(Dataset rows about figures)
--- Start ---

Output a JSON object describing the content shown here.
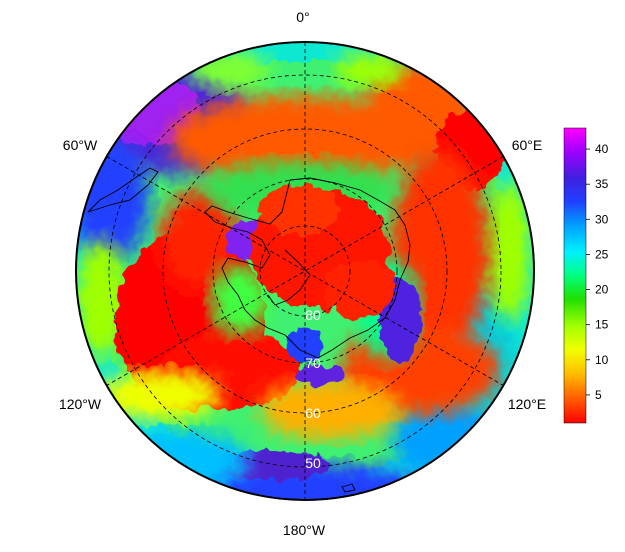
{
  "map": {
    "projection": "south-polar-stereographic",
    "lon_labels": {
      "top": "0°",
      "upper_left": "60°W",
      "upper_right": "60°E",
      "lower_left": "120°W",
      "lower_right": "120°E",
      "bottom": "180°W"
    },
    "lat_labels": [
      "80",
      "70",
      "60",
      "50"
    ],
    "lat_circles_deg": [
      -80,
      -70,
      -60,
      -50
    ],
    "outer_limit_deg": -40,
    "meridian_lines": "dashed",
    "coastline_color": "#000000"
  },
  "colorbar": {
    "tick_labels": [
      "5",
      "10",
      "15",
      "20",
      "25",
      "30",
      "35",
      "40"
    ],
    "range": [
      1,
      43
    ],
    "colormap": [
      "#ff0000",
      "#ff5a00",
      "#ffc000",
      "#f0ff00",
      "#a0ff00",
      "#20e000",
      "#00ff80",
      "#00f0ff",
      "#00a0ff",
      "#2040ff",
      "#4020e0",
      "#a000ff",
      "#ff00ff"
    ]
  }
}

--- End ---

Reproduce the entries above word for word. Pictures stay out.

* **EXPECTED OUTPUT**
Output a JSON object describing the content shown here.
{
  "map": {
    "projection": "south-polar-stereographic",
    "lon_labels": {
      "top": "0°",
      "upper_left": "60°W",
      "upper_right": "60°E",
      "lower_left": "120°W",
      "lower_right": "120°E",
      "bottom": "180°W"
    },
    "lat_labels": [
      "80",
      "70",
      "60",
      "50"
    ],
    "lat_circles_deg": [
      -80,
      -70,
      -60,
      -50
    ],
    "outer_limit_deg": -40,
    "meridian_lines": "dashed",
    "coastline_color": "#000000"
  },
  "colorbar": {
    "tick_labels": [
      "5",
      "10",
      "15",
      "20",
      "25",
      "30",
      "35",
      "40"
    ],
    "range": [
      1,
      43
    ],
    "colormap": [
      "#ff0000",
      "#ff5a00",
      "#ffc000",
      "#f0ff00",
      "#a0ff00",
      "#20e000",
      "#00ff80",
      "#00f0ff",
      "#00a0ff",
      "#2040ff",
      "#4020e0",
      "#a000ff",
      "#ff00ff"
    ]
  }
}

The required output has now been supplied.